▶ Aim of the exercise
Retype the records below exactly as they appear, but leave out any pictures.

Chart and figure data
--- start ---

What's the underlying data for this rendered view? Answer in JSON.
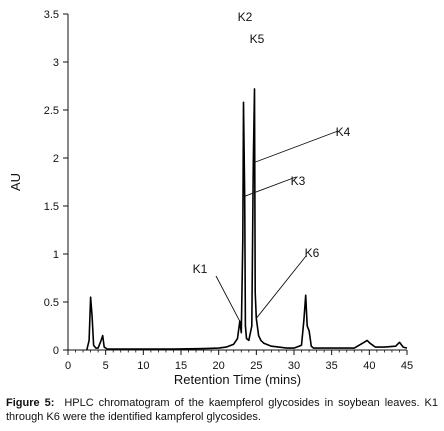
{
  "chart_data": {
    "type": "line",
    "xlabel": "Retention Time (mins)",
    "ylabel": "AU",
    "xlim": [
      0,
      45
    ],
    "ylim": [
      0,
      3.5
    ],
    "xticks": [
      0,
      5,
      10,
      15,
      20,
      25,
      30,
      35,
      40,
      45
    ],
    "yticks": [
      0,
      0.5,
      1,
      1.5,
      2,
      2.5,
      3,
      3.5
    ],
    "grid": false,
    "series": [
      {
        "x": [
          2.5,
          2.8,
          3.0,
          3.2,
          3.4,
          3.7,
          4.0,
          4.4,
          4.6,
          4.8,
          5.2,
          6,
          8,
          10,
          14,
          18,
          20,
          21,
          22,
          22.5,
          22.8,
          23.0,
          23.2,
          23.3,
          23.45,
          23.55,
          23.7,
          24.0,
          24.4,
          24.6,
          24.75,
          24.85,
          25.0,
          25.3,
          25.6,
          26,
          27,
          28,
          29,
          30,
          31,
          31.3,
          31.55,
          31.75,
          32.0,
          32.3,
          32.6,
          33,
          35,
          38,
          39.3,
          39.7,
          40.1,
          40.8,
          42,
          43.5,
          44,
          44.5,
          45
        ],
        "y": [
          0.0,
          0.1,
          0.55,
          0.35,
          0.05,
          0.02,
          0.02,
          0.1,
          0.15,
          0.03,
          0.01,
          0.01,
          0.01,
          0.01,
          0.01,
          0.015,
          0.02,
          0.03,
          0.06,
          0.12,
          0.3,
          0.18,
          1.15,
          2.58,
          1.6,
          0.25,
          0.12,
          0.1,
          0.25,
          1.95,
          2.72,
          0.6,
          0.33,
          0.15,
          0.1,
          0.07,
          0.04,
          0.03,
          0.02,
          0.02,
          0.05,
          0.3,
          0.57,
          0.25,
          0.2,
          0.04,
          0.02,
          0.02,
          0.02,
          0.02,
          0.08,
          0.1,
          0.07,
          0.03,
          0.03,
          0.04,
          0.08,
          0.03,
          0.02
        ]
      }
    ],
    "annotations": [
      {
        "label": "K1",
        "x": 22.8,
        "y": 0.3
      },
      {
        "label": "K2",
        "x": 23.3,
        "y": 2.58
      },
      {
        "label": "K3",
        "x": 23.4,
        "y": 1.6
      },
      {
        "label": "K4",
        "x": 24.6,
        "y": 1.95
      },
      {
        "label": "K5",
        "x": 24.75,
        "y": 2.72
      },
      {
        "label": "K6",
        "x": 25.0,
        "y": 0.33
      }
    ]
  },
  "caption": {
    "label": "Figure 5:",
    "text": "HPLC chromatogram of the kaempferol glycosides in soybean leaves. K1 through K6 were the identified kampferol glycosides."
  }
}
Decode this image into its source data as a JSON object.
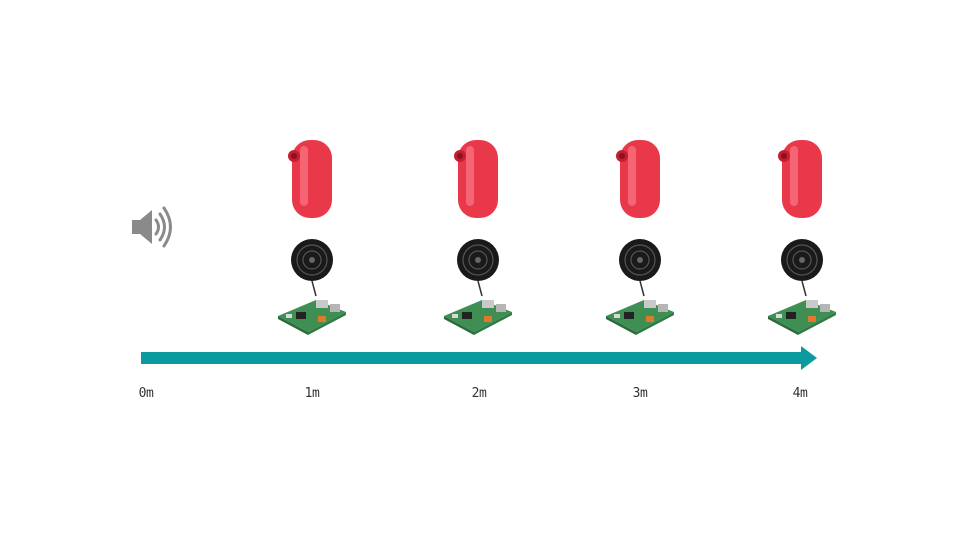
{
  "sound_source": {
    "icon": "speaker-volume-icon",
    "color": "#8a8a8a"
  },
  "stations": [
    {
      "device": "red-smart-speaker",
      "mic": "black-microphone",
      "board": "raspberry-pi-board"
    },
    {
      "device": "red-smart-speaker",
      "mic": "black-microphone",
      "board": "raspberry-pi-board"
    },
    {
      "device": "red-smart-speaker",
      "mic": "black-microphone",
      "board": "raspberry-pi-board"
    },
    {
      "device": "red-smart-speaker",
      "mic": "black-microphone",
      "board": "raspberry-pi-board"
    }
  ],
  "axis": {
    "color": "#0b9aa0",
    "labels": [
      "0m",
      "1m",
      "2m",
      "3m",
      "4m"
    ]
  },
  "colors": {
    "device": "#e8384a",
    "mic": "#1a1a1a",
    "board": "#3f8f54"
  }
}
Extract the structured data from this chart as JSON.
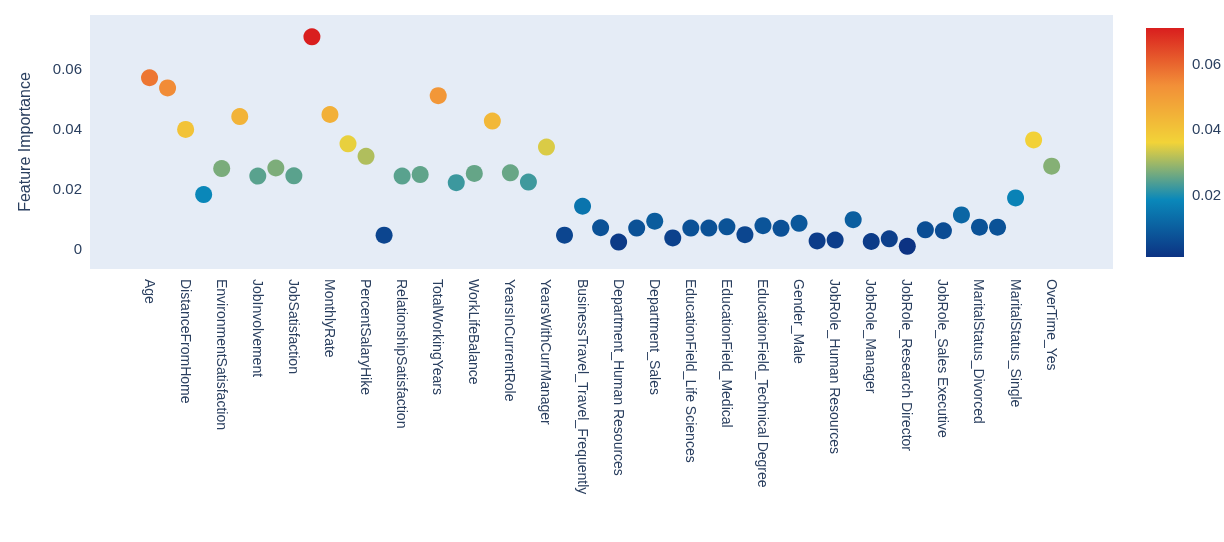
{
  "chart_data": {
    "type": "scatter",
    "ylabel": "Feature Importance",
    "categories": [
      "Age",
      null,
      "DistanceFromHome",
      null,
      "EnvironmentSatisfaction",
      null,
      "JobInvolvement",
      null,
      "JobSatisfaction",
      null,
      "MonthlyRate",
      null,
      "PercentSalaryHike",
      null,
      "RelationshipSatisfaction",
      null,
      "TotalWorkingYears",
      null,
      "WorkLifeBalance",
      null,
      "YearsInCurrentRole",
      null,
      "YearsWithCurrManager",
      null,
      "BusinessTravel_Travel_Frequently",
      null,
      "Department_Human Resources",
      null,
      "Department_Sales",
      null,
      "EducationField_Life Sciences",
      null,
      "EducationField_Medical",
      null,
      "EducationField_Technical Degree",
      null,
      "Gender_Male",
      null,
      "JobRole_Human Resources",
      null,
      "JobRole_Manager",
      null,
      "JobRole_Research Director",
      null,
      "JobRole_Sales Executive",
      null,
      "MaritalStatus_Divorced",
      null,
      "MaritalStatus_Single",
      null,
      "OverTime_Yes"
    ],
    "values": [
      0.057,
      0.0536,
      0.0397,
      0.0179,
      0.0266,
      0.044,
      0.0241,
      0.0268,
      0.0242,
      0.0707,
      0.0447,
      0.0349,
      0.0307,
      0.0043,
      0.0241,
      0.0246,
      0.051,
      0.0219,
      0.025,
      0.0425,
      0.0252,
      0.0221,
      0.0338,
      0.0043,
      0.014,
      0.0068,
      0.002,
      0.0067,
      0.009,
      0.0034,
      0.0067,
      0.0067,
      0.0071,
      0.0045,
      0.0075,
      0.0066,
      0.0083,
      0.0024,
      0.0027,
      0.0095,
      0.0022,
      0.0031,
      0.0006,
      0.0061,
      0.0058,
      0.0111,
      0.007,
      0.007,
      0.0168,
      0.0362,
      0.0274
    ],
    "cvalues": [
      0.057,
      0.0536,
      0.0397,
      0.0179,
      0.0266,
      0.044,
      0.0241,
      0.0268,
      0.0242,
      0.0707,
      0.0447,
      0.0349,
      0.0307,
      0.0043,
      0.0241,
      0.0246,
      0.051,
      0.0219,
      0.025,
      0.0425,
      0.0252,
      0.0221,
      0.0338,
      0.0043,
      0.014,
      0.0068,
      0.002,
      0.0067,
      0.009,
      0.0034,
      0.0067,
      0.0067,
      0.0071,
      0.0045,
      0.0075,
      0.0066,
      0.0083,
      0.0024,
      0.0027,
      0.0095,
      0.0022,
      0.0031,
      0.0006,
      0.0061,
      0.0058,
      0.0111,
      0.007,
      0.007,
      0.0168,
      0.0362,
      0.0274
    ],
    "clim": [
      0.0006,
      0.0707
    ],
    "cticks": [
      0.02,
      0.04,
      0.06
    ],
    "ylim": [
      -0.007,
      0.078
    ],
    "yticks": [
      0,
      0.02,
      0.04,
      0.06
    ],
    "marker": "circle",
    "grid": false
  }
}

--- end ---

▶ Written response
What's the underlying data for this rendered view? Answer in JSON.
{
  "chart_data": {
    "type": "line",
    "xlabel": "Retention Time (mins)",
    "ylabel": "AU",
    "xlim": [
      0,
      45
    ],
    "ylim": [
      0,
      3.5
    ],
    "xticks": [
      0,
      5,
      10,
      15,
      20,
      25,
      30,
      35,
      40,
      45
    ],
    "yticks": [
      0,
      0.5,
      1,
      1.5,
      2,
      2.5,
      3,
      3.5
    ],
    "grid": false,
    "series": [
      {
        "x": [
          2.5,
          2.8,
          3.0,
          3.2,
          3.4,
          3.7,
          4.0,
          4.4,
          4.6,
          4.8,
          5.2,
          6,
          8,
          10,
          14,
          18,
          20,
          21,
          22,
          22.5,
          22.8,
          23.0,
          23.2,
          23.3,
          23.45,
          23.55,
          23.7,
          24.0,
          24.4,
          24.6,
          24.75,
          24.85,
          25.0,
          25.3,
          25.6,
          26,
          27,
          28,
          29,
          30,
          31,
          31.3,
          31.55,
          31.75,
          32.0,
          32.3,
          32.6,
          33,
          35,
          38,
          39.3,
          39.7,
          40.1,
          40.8,
          42,
          43.5,
          44,
          44.5,
          45
        ],
        "y": [
          0.0,
          0.1,
          0.55,
          0.35,
          0.05,
          0.02,
          0.02,
          0.1,
          0.15,
          0.03,
          0.01,
          0.01,
          0.01,
          0.01,
          0.01,
          0.015,
          0.02,
          0.03,
          0.06,
          0.12,
          0.3,
          0.18,
          1.15,
          2.58,
          1.6,
          0.25,
          0.12,
          0.1,
          0.25,
          1.95,
          2.72,
          0.6,
          0.33,
          0.15,
          0.1,
          0.07,
          0.04,
          0.03,
          0.02,
          0.02,
          0.05,
          0.3,
          0.57,
          0.25,
          0.2,
          0.04,
          0.02,
          0.02,
          0.02,
          0.02,
          0.08,
          0.1,
          0.07,
          0.03,
          0.03,
          0.04,
          0.08,
          0.03,
          0.02
        ]
      }
    ],
    "annotations": [
      {
        "label": "K1",
        "x": 22.8,
        "y": 0.3
      },
      {
        "label": "K2",
        "x": 23.3,
        "y": 2.58
      },
      {
        "label": "K3",
        "x": 23.4,
        "y": 1.6
      },
      {
        "label": "K4",
        "x": 24.6,
        "y": 1.95
      },
      {
        "label": "K5",
        "x": 24.75,
        "y": 2.72
      },
      {
        "label": "K6",
        "x": 25.0,
        "y": 0.33
      }
    ]
  },
  "caption": {
    "label": "Figure 5:",
    "text": "HPLC chromatogram of the kaempferol glycosides in soybean leaves. K1 through K6 were the identified kampferol glycosides."
  }
}
Decode this image into its source data as a JSON object.
{
  "sound_source": {
    "icon": "speaker-volume-icon",
    "color": "#8a8a8a"
  },
  "stations": [
    {
      "device": "red-smart-speaker",
      "mic": "black-microphone",
      "board": "raspberry-pi-board"
    },
    {
      "device": "red-smart-speaker",
      "mic": "black-microphone",
      "board": "raspberry-pi-board"
    },
    {
      "device": "red-smart-speaker",
      "mic": "black-microphone",
      "board": "raspberry-pi-board"
    },
    {
      "device": "red-smart-speaker",
      "mic": "black-microphone",
      "board": "raspberry-pi-board"
    }
  ],
  "axis": {
    "color": "#0b9aa0",
    "labels": [
      "0m",
      "1m",
      "2m",
      "3m",
      "4m"
    ]
  },
  "colors": {
    "device": "#e8384a",
    "mic": "#1a1a1a",
    "board": "#3f8f54"
  }
}
Extract the structured data from this chart as JSON.
{
  "chart_data": {
    "type": "scatter",
    "ylabel": "Feature Importance",
    "categories": [
      "Age",
      null,
      "DistanceFromHome",
      null,
      "EnvironmentSatisfaction",
      null,
      "JobInvolvement",
      null,
      "JobSatisfaction",
      null,
      "MonthlyRate",
      null,
      "PercentSalaryHike",
      null,
      "RelationshipSatisfaction",
      null,
      "TotalWorkingYears",
      null,
      "WorkLifeBalance",
      null,
      "YearsInCurrentRole",
      null,
      "YearsWithCurrManager",
      null,
      "BusinessTravel_Travel_Frequently",
      null,
      "Department_Human Resources",
      null,
      "Department_Sales",
      null,
      "EducationField_Life Sciences",
      null,
      "EducationField_Medical",
      null,
      "EducationField_Technical Degree",
      null,
      "Gender_Male",
      null,
      "JobRole_Human Resources",
      null,
      "JobRole_Manager",
      null,
      "JobRole_Research Director",
      null,
      "JobRole_Sales Executive",
      null,
      "MaritalStatus_Divorced",
      null,
      "MaritalStatus_Single",
      null,
      "OverTime_Yes"
    ],
    "values": [
      0.057,
      0.0536,
      0.0397,
      0.0179,
      0.0266,
      0.044,
      0.0241,
      0.0268,
      0.0242,
      0.0707,
      0.0447,
      0.0349,
      0.0307,
      0.0043,
      0.0241,
      0.0246,
      0.051,
      0.0219,
      0.025,
      0.0425,
      0.0252,
      0.0221,
      0.0338,
      0.0043,
      0.014,
      0.0068,
      0.002,
      0.0067,
      0.009,
      0.0034,
      0.0067,
      0.0067,
      0.0071,
      0.0045,
      0.0075,
      0.0066,
      0.0083,
      0.0024,
      0.0027,
      0.0095,
      0.0022,
      0.0031,
      0.0006,
      0.0061,
      0.0058,
      0.0111,
      0.007,
      0.007,
      0.0168,
      0.0362,
      0.0274
    ],
    "cvalues": [
      0.057,
      0.0536,
      0.0397,
      0.0179,
      0.0266,
      0.044,
      0.0241,
      0.0268,
      0.0242,
      0.0707,
      0.0447,
      0.0349,
      0.0307,
      0.0043,
      0.0241,
      0.0246,
      0.051,
      0.0219,
      0.025,
      0.0425,
      0.0252,
      0.0221,
      0.0338,
      0.0043,
      0.014,
      0.0068,
      0.002,
      0.0067,
      0.009,
      0.0034,
      0.0067,
      0.0067,
      0.0071,
      0.0045,
      0.0075,
      0.0066,
      0.0083,
      0.0024,
      0.0027,
      0.0095,
      0.0022,
      0.0031,
      0.0006,
      0.0061,
      0.0058,
      0.0111,
      0.007,
      0.007,
      0.0168,
      0.0362,
      0.0274
    ],
    "clim": [
      0.0006,
      0.0707
    ],
    "cticks": [
      0.02,
      0.04,
      0.06
    ],
    "ylim": [
      -0.007,
      0.078
    ],
    "yticks": [
      0,
      0.02,
      0.04,
      0.06
    ],
    "marker": "circle",
    "grid": false
  }
}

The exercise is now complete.